Using the data below, gather each line that includes the word "without".

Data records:
[start]

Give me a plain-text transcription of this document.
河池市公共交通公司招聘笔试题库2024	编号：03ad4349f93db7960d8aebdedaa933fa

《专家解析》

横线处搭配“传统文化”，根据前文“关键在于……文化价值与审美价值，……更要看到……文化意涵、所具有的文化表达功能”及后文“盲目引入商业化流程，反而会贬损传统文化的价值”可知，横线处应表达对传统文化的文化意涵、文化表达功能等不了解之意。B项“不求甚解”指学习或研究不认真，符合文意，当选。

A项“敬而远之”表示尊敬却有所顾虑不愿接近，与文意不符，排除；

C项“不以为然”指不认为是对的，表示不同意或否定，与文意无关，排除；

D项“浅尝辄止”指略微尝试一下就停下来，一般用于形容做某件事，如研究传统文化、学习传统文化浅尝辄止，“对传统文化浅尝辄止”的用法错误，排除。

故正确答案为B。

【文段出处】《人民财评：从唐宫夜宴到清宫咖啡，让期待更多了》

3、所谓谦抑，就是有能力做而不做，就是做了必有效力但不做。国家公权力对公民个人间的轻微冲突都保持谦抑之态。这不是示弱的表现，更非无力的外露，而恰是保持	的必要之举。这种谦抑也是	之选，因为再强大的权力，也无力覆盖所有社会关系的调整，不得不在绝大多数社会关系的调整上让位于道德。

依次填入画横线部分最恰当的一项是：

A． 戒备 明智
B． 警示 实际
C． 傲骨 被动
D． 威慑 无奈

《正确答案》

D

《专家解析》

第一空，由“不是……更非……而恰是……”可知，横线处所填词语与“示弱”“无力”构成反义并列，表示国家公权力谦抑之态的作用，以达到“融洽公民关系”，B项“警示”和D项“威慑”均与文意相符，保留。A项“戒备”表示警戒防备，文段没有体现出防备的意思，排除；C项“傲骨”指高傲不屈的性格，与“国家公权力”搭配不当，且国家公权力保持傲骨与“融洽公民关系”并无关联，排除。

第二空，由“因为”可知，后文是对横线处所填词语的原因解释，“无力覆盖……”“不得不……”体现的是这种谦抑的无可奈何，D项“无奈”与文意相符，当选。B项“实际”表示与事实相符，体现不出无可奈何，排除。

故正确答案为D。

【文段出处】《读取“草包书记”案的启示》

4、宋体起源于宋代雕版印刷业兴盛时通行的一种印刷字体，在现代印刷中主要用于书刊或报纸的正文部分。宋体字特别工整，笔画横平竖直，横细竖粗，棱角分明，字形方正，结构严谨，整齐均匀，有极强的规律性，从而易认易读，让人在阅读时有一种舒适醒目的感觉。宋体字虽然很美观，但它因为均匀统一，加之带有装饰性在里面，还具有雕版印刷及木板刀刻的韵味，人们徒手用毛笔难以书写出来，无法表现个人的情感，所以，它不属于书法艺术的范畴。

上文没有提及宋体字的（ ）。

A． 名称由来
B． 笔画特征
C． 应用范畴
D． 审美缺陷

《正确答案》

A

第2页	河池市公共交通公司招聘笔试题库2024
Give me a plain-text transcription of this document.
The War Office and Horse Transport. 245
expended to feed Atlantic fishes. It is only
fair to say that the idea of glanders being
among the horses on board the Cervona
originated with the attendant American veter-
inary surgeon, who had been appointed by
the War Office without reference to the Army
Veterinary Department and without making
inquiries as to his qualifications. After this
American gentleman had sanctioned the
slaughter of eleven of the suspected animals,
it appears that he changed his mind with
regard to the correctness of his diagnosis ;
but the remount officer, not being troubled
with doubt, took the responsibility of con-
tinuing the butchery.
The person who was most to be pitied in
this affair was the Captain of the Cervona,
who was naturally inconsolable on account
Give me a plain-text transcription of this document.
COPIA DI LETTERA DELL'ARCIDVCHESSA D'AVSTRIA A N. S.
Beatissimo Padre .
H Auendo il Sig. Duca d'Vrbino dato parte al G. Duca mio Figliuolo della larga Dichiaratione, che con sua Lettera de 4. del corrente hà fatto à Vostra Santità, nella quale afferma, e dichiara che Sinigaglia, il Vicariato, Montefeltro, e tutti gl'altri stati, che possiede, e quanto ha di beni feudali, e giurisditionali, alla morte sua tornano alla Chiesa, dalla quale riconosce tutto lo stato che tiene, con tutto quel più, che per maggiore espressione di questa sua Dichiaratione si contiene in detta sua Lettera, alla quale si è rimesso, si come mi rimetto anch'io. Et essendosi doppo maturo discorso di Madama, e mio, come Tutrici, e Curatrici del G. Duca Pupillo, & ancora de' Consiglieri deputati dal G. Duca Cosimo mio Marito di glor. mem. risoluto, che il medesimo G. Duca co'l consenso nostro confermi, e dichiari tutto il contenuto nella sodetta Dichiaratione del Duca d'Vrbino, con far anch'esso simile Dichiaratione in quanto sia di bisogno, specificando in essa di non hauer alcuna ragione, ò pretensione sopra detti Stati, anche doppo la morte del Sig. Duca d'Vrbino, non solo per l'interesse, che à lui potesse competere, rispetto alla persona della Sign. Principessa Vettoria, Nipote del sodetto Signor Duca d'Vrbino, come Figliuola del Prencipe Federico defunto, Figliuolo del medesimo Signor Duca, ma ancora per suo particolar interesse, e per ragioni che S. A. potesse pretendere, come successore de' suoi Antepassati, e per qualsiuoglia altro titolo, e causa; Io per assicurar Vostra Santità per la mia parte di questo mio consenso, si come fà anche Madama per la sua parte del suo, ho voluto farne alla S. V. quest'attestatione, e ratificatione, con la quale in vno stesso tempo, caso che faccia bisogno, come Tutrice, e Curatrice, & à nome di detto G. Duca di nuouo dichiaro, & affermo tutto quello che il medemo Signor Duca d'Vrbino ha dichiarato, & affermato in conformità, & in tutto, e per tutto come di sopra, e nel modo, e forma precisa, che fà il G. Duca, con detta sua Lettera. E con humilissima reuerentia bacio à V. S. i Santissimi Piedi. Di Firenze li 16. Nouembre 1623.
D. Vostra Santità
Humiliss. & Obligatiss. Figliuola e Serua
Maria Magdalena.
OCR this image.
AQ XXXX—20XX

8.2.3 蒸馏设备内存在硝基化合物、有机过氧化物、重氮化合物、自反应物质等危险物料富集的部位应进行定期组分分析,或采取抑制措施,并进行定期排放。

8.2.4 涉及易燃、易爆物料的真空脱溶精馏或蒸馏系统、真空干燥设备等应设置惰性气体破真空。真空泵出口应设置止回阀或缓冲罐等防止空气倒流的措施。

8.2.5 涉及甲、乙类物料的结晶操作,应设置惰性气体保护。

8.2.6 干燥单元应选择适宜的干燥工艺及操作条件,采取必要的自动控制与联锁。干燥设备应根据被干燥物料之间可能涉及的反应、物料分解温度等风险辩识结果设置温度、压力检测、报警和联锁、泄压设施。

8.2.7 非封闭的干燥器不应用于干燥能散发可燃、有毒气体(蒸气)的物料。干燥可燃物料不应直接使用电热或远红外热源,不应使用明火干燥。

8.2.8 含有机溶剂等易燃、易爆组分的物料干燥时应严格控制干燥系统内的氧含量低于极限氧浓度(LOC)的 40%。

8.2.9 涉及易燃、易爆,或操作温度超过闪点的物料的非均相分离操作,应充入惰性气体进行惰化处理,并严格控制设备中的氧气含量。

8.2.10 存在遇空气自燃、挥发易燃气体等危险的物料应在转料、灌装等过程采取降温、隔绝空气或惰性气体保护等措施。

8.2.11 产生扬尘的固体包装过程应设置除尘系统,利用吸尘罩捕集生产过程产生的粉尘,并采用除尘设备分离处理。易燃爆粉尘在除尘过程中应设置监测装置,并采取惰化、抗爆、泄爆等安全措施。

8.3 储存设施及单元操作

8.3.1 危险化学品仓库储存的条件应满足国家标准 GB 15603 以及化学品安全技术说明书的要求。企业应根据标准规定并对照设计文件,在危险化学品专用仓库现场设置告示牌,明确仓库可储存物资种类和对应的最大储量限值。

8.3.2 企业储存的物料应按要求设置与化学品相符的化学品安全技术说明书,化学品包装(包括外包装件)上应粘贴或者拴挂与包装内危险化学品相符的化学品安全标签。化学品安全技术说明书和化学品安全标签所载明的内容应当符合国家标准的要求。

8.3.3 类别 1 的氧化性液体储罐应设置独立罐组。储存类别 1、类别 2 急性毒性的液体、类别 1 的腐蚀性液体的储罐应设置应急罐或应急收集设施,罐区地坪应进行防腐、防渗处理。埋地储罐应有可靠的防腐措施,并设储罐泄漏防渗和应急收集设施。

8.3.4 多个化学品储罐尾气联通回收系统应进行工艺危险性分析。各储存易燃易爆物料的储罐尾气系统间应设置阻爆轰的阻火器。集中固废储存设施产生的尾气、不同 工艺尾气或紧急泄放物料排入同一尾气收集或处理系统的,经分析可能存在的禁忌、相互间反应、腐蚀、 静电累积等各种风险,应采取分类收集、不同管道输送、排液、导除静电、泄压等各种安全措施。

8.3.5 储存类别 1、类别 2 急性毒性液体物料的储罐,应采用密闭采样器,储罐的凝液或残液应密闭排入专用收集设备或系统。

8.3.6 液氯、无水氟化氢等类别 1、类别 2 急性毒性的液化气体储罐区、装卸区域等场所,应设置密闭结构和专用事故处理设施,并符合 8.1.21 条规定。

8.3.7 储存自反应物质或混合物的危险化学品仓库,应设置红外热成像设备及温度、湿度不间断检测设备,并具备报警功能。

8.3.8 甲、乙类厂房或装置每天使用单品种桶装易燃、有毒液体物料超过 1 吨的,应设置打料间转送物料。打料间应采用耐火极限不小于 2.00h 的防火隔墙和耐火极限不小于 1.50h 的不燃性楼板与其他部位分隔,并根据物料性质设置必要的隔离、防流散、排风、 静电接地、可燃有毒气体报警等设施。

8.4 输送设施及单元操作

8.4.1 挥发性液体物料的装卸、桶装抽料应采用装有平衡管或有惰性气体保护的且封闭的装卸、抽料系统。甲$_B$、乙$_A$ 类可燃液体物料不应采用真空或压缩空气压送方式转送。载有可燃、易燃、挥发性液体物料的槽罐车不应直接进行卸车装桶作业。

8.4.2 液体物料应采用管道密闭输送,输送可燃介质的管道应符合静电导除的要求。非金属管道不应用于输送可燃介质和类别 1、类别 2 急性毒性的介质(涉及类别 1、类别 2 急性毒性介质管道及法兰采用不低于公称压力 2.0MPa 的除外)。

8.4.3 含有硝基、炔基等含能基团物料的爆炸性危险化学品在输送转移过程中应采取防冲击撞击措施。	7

[end]

- ANSWER TO THE TASK -
the War Office without reference to the Army
Veterinary Department and without making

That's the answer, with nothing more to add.